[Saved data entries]
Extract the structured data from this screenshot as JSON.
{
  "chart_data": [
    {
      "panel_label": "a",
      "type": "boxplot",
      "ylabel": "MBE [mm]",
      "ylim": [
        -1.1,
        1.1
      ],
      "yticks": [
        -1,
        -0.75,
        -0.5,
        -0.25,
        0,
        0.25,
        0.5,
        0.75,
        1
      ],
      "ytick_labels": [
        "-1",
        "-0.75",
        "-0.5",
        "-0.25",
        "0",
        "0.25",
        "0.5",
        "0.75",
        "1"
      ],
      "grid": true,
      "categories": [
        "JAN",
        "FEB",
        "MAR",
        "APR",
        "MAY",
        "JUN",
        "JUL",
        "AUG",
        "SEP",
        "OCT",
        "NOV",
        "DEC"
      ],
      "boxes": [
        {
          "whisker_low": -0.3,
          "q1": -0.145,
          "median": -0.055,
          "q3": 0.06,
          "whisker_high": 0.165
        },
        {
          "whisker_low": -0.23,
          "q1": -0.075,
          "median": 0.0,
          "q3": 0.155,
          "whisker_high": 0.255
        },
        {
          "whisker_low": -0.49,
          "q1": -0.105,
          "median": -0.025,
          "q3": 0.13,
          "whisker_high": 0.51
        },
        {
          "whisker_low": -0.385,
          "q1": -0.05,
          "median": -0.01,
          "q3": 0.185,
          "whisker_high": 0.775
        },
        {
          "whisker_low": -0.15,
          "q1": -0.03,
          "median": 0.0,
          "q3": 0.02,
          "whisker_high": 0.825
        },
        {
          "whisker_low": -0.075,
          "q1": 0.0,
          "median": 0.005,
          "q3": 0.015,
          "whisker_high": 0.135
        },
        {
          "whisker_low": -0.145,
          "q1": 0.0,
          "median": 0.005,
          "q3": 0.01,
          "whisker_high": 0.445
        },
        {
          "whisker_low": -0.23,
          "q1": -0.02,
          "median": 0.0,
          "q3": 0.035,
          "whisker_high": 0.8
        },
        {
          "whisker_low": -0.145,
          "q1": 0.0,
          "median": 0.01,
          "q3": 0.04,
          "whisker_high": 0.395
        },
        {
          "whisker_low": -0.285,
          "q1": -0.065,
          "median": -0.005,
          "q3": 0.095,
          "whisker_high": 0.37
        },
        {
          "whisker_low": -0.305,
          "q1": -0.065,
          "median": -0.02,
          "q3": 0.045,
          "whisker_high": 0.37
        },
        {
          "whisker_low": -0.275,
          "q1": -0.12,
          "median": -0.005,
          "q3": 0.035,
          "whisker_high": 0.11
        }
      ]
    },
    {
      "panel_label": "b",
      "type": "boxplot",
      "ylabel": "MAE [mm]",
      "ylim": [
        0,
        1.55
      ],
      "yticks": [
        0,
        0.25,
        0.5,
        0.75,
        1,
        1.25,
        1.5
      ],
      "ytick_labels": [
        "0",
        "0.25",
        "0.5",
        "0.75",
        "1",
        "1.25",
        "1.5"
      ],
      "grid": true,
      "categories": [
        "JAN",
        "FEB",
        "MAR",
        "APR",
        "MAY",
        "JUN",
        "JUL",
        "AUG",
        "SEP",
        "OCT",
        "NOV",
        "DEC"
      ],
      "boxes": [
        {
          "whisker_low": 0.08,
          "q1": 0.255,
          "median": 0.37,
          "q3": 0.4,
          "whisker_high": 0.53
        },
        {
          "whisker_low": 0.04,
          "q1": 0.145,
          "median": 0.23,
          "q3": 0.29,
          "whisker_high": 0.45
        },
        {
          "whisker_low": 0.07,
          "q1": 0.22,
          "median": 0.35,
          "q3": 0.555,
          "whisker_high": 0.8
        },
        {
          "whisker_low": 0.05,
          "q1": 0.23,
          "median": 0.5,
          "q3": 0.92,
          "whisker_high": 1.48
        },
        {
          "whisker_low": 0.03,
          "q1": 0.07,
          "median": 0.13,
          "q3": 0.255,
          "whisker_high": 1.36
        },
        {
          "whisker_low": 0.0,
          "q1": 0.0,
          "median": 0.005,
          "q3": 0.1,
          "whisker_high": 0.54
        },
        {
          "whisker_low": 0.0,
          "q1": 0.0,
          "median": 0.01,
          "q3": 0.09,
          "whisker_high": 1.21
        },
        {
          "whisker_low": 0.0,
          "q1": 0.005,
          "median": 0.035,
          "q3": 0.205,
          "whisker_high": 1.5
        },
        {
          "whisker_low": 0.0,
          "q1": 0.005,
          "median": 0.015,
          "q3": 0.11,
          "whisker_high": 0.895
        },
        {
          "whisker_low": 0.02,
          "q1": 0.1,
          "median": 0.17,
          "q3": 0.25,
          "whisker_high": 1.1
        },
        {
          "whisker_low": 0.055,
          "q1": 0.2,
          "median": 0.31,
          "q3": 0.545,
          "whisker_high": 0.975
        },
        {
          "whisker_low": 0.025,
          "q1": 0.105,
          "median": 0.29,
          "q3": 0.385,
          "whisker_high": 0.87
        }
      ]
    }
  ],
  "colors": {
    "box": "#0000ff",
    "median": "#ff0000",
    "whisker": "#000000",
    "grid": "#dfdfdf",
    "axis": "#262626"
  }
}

*TASK PROMPT*:
Set down all of the records shown above once more, exactly.

*TASK SOLUTION*:
Extract the structured data from this screenshot as JSON.
{
  "chart_data": [
    {
      "panel_label": "a",
      "type": "boxplot",
      "ylabel": "MBE [mm]",
      "ylim": [
        -1.1,
        1.1
      ],
      "yticks": [
        -1,
        -0.75,
        -0.5,
        -0.25,
        0,
        0.25,
        0.5,
        0.75,
        1
      ],
      "ytick_labels": [
        "-1",
        "-0.75",
        "-0.5",
        "-0.25",
        "0",
        "0.25",
        "0.5",
        "0.75",
        "1"
      ],
      "grid": true,
      "categories": [
        "JAN",
        "FEB",
        "MAR",
        "APR",
        "MAY",
        "JUN",
        "JUL",
        "AUG",
        "SEP",
        "OCT",
        "NOV",
        "DEC"
      ],
      "boxes": [
        {
          "whisker_low": -0.3,
          "q1": -0.145,
          "median": -0.055,
          "q3": 0.06,
          "whisker_high": 0.165
        },
        {
          "whisker_low": -0.23,
          "q1": -0.075,
          "median": 0.0,
          "q3": 0.155,
          "whisker_high": 0.255
        },
        {
          "whisker_low": -0.49,
          "q1": -0.105,
          "median": -0.025,
          "q3": 0.13,
          "whisker_high": 0.51
        },
        {
          "whisker_low": -0.385,
          "q1": -0.05,
          "median": -0.01,
          "q3": 0.185,
          "whisker_high": 0.775
        },
        {
          "whisker_low": -0.15,
          "q1": -0.03,
          "median": 0.0,
          "q3": 0.02,
          "whisker_high": 0.825
        },
        {
          "whisker_low": -0.075,
          "q1": 0.0,
          "median": 0.005,
          "q3": 0.015,
          "whisker_high": 0.135
        },
        {
          "whisker_low": -0.145,
          "q1": 0.0,
          "median": 0.005,
          "q3": 0.01,
          "whisker_high": 0.445
        },
        {
          "whisker_low": -0.23,
          "q1": -0.02,
          "median": 0.0,
          "q3": 0.035,
          "whisker_high": 0.8
        },
        {
          "whisker_low": -0.145,
          "q1": 0.0,
          "median": 0.01,
          "q3": 0.04,
          "whisker_high": 0.395
        },
        {
          "whisker_low": -0.285,
          "q1": -0.065,
          "median": -0.005,
          "q3": 0.095,
          "whisker_high": 0.37
        },
        {
          "whisker_low": -0.305,
          "q1": -0.065,
          "median": -0.02,
          "q3": 0.045,
          "whisker_high": 0.37
        },
        {
          "whisker_low": -0.275,
          "q1": -0.12,
          "median": -0.005,
          "q3": 0.035,
          "whisker_high": 0.11
        }
      ]
    },
    {
      "panel_label": "b",
      "type": "boxplot",
      "ylabel": "MAE [mm]",
      "ylim": [
        0,
        1.55
      ],
      "yticks": [
        0,
        0.25,
        0.5,
        0.75,
        1,
        1.25,
        1.5
      ],
      "ytick_labels": [
        "0",
        "0.25",
        "0.5",
        "0.75",
        "1",
        "1.25",
        "1.5"
      ],
      "grid": true,
      "categories": [
        "JAN",
        "FEB",
        "MAR",
        "APR",
        "MAY",
        "JUN",
        "JUL",
        "AUG",
        "SEP",
        "OCT",
        "NOV",
        "DEC"
      ],
      "boxes": [
        {
          "whisker_low": 0.08,
          "q1": 0.255,
          "median": 0.37,
          "q3": 0.4,
          "whisker_high": 0.53
        },
        {
          "whisker_low": 0.04,
          "q1": 0.145,
          "median": 0.23,
          "q3": 0.29,
          "whisker_high": 0.45
        },
        {
          "whisker_low": 0.07,
          "q1": 0.22,
          "median": 0.35,
          "q3": 0.555,
          "whisker_high": 0.8
        },
        {
          "whisker_low": 0.05,
          "q1": 0.23,
          "median": 0.5,
          "q3": 0.92,
          "whisker_high": 1.48
        },
        {
          "whisker_low": 0.03,
          "q1": 0.07,
          "median": 0.13,
          "q3": 0.255,
          "whisker_high": 1.36
        },
        {
          "whisker_low": 0.0,
          "q1": 0.0,
          "median": 0.005,
          "q3": 0.1,
          "whisker_high": 0.54
        },
        {
          "whisker_low": 0.0,
          "q1": 0.0,
          "median": 0.01,
          "q3": 0.09,
          "whisker_high": 1.21
        },
        {
          "whisker_low": 0.0,
          "q1": 0.005,
          "median": 0.035,
          "q3": 0.205,
          "whisker_high": 1.5
        },
        {
          "whisker_low": 0.0,
          "q1": 0.005,
          "median": 0.015,
          "q3": 0.11,
          "whisker_high": 0.895
        },
        {
          "whisker_low": 0.02,
          "q1": 0.1,
          "median": 0.17,
          "q3": 0.25,
          "whisker_high": 1.1
        },
        {
          "whisker_low": 0.055,
          "q1": 0.2,
          "median": 0.31,
          "q3": 0.545,
          "whisker_high": 0.975
        },
        {
          "whisker_low": 0.025,
          "q1": 0.105,
          "median": 0.29,
          "q3": 0.385,
          "whisker_high": 0.87
        }
      ]
    }
  ],
  "colors": {
    "box": "#0000ff",
    "median": "#ff0000",
    "whisker": "#000000",
    "grid": "#dfdfdf",
    "axis": "#262626"
  }
}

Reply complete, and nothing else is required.